## BEGIN Material to process

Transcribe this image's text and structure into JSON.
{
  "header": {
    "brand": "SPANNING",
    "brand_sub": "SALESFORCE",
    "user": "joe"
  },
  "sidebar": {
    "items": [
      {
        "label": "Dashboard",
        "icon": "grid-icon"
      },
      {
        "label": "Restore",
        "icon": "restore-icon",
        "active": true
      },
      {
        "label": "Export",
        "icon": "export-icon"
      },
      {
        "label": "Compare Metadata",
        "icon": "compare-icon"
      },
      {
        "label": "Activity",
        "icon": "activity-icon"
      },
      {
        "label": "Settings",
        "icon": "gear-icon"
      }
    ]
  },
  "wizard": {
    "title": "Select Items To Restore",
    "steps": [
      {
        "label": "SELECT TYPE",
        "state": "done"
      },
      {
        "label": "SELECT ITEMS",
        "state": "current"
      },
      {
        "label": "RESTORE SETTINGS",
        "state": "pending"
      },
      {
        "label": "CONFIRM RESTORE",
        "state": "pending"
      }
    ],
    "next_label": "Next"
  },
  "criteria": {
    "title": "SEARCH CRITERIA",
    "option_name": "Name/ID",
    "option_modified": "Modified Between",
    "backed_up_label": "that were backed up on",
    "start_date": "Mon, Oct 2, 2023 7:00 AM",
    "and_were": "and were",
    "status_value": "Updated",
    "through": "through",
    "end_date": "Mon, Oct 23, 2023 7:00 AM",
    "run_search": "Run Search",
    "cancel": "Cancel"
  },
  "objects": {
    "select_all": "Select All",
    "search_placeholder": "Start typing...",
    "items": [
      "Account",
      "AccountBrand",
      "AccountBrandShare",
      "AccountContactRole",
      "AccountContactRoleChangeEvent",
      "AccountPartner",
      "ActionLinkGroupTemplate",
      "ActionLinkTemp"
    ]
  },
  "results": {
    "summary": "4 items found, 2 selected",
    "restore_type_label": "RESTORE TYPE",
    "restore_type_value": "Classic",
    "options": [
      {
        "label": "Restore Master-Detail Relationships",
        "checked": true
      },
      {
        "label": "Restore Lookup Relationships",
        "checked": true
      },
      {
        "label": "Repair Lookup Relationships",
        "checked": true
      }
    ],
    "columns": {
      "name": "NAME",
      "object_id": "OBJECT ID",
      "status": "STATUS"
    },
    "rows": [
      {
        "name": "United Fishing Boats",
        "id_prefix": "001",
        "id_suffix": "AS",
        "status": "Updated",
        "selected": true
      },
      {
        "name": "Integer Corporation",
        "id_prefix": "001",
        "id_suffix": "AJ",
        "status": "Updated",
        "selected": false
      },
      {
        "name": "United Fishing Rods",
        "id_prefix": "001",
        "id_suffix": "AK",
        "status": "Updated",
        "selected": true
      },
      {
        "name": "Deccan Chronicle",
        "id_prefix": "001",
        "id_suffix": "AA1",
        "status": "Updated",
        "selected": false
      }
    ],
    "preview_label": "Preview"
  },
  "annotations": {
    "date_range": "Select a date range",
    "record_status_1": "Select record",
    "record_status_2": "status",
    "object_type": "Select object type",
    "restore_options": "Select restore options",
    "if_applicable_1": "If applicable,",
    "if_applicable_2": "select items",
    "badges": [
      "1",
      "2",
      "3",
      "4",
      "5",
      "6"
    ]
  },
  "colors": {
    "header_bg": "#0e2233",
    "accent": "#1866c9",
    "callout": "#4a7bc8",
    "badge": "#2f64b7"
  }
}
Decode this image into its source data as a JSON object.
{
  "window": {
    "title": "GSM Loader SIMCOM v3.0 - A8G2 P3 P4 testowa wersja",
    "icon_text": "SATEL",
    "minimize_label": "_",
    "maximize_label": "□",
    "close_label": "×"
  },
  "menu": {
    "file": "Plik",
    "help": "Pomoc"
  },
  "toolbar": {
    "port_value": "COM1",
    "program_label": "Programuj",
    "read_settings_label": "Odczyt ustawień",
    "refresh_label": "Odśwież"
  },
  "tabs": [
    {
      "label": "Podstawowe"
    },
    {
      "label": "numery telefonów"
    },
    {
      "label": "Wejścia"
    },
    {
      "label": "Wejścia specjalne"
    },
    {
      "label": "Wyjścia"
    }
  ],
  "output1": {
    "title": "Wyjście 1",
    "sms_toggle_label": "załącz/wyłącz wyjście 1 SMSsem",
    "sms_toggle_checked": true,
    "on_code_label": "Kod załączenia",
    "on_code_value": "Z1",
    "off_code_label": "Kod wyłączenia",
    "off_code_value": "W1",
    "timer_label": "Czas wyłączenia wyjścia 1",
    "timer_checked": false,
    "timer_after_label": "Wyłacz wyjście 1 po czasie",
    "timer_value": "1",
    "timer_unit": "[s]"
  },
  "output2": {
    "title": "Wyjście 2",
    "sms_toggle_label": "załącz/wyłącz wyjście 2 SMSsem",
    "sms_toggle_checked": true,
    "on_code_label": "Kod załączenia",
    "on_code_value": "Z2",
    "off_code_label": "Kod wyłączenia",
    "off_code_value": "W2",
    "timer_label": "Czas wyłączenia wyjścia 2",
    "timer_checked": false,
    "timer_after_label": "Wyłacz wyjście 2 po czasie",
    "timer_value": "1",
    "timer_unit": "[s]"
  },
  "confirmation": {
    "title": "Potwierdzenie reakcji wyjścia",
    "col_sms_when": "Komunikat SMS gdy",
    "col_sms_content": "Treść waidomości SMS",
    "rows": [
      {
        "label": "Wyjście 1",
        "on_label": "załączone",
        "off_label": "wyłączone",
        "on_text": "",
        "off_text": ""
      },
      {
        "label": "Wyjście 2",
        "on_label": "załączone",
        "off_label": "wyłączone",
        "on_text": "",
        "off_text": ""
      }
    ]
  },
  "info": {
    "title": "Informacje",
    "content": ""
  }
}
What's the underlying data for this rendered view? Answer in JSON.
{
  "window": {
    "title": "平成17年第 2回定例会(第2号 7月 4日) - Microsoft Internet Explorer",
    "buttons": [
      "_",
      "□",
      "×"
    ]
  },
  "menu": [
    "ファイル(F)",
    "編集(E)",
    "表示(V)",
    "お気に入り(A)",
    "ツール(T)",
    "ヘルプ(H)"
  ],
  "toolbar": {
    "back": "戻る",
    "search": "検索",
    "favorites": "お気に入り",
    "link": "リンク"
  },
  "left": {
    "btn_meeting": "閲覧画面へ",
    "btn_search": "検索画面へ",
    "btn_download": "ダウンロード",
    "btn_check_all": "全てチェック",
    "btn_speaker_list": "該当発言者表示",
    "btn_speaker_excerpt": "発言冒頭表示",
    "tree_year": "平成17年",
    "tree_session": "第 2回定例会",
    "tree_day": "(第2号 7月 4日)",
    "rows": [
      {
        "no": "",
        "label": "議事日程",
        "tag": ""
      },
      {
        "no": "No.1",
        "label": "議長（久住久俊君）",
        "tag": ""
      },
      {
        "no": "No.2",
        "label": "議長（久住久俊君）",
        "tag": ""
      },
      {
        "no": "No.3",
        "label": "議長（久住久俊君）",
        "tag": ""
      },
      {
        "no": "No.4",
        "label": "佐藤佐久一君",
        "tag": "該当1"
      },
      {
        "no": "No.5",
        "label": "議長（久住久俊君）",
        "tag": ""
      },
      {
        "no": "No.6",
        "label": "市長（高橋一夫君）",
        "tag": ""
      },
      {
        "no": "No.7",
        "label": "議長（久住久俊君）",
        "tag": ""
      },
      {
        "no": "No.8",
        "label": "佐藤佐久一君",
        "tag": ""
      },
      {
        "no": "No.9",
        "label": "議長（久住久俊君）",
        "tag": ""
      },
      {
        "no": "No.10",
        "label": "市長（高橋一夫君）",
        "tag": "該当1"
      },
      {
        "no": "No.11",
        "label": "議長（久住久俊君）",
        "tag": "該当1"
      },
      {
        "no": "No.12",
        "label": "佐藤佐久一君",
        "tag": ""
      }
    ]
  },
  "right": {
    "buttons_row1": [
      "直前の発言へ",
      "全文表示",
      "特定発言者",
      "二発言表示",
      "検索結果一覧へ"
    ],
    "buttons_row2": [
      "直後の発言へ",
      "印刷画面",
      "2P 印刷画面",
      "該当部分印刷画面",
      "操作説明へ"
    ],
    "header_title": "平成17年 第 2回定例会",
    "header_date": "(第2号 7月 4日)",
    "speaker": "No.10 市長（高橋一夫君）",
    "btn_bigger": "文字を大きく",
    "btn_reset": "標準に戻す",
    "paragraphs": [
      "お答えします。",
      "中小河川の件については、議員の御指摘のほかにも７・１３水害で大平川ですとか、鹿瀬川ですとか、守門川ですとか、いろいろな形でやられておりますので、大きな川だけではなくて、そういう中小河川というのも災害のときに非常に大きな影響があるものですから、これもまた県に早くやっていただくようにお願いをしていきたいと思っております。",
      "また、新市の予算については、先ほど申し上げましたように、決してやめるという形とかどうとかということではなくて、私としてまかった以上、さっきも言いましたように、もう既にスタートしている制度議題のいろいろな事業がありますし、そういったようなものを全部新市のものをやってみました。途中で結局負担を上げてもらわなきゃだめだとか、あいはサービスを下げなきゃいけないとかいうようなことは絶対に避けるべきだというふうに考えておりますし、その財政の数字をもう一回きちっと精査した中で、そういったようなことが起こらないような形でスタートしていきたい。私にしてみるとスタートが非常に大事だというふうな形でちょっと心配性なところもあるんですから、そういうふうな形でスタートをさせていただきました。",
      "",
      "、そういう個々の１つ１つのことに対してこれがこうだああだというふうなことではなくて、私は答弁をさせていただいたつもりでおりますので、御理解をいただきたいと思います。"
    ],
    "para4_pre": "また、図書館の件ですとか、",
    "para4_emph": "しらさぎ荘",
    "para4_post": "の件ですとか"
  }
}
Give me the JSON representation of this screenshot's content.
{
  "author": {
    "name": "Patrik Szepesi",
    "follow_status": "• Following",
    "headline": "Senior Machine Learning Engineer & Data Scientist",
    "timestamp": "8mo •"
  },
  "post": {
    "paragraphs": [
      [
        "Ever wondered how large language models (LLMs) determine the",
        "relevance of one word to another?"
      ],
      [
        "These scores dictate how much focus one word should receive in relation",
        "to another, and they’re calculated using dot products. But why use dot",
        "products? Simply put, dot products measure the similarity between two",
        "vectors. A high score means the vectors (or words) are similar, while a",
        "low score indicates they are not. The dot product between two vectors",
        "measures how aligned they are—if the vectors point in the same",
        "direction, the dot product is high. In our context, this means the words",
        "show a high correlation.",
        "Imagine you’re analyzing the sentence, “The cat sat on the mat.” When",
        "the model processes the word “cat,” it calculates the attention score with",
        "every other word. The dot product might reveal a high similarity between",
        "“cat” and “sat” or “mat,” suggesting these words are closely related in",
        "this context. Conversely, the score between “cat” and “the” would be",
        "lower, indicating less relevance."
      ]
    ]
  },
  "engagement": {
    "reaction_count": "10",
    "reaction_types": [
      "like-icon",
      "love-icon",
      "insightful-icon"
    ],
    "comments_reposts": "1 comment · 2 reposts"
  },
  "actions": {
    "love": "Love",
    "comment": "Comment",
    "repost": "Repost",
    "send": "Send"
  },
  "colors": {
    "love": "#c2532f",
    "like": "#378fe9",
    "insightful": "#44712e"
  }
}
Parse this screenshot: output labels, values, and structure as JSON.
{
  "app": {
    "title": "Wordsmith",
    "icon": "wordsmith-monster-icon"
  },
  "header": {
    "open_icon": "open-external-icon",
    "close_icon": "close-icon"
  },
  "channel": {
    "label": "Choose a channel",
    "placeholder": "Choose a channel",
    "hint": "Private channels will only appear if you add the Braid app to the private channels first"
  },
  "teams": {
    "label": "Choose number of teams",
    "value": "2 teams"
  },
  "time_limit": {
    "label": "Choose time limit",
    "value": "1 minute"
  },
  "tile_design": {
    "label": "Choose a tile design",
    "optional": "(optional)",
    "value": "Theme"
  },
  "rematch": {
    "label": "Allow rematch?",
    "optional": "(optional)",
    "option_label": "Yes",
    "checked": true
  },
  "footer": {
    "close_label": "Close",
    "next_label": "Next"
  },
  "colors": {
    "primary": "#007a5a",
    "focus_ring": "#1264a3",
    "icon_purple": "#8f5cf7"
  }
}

## END Material to process

Task statement: Find each line holding the string "relevance" and copy it out.

Answer for this exercise:
        "relevance of one word to another?"
        "lower, indicating less relevance."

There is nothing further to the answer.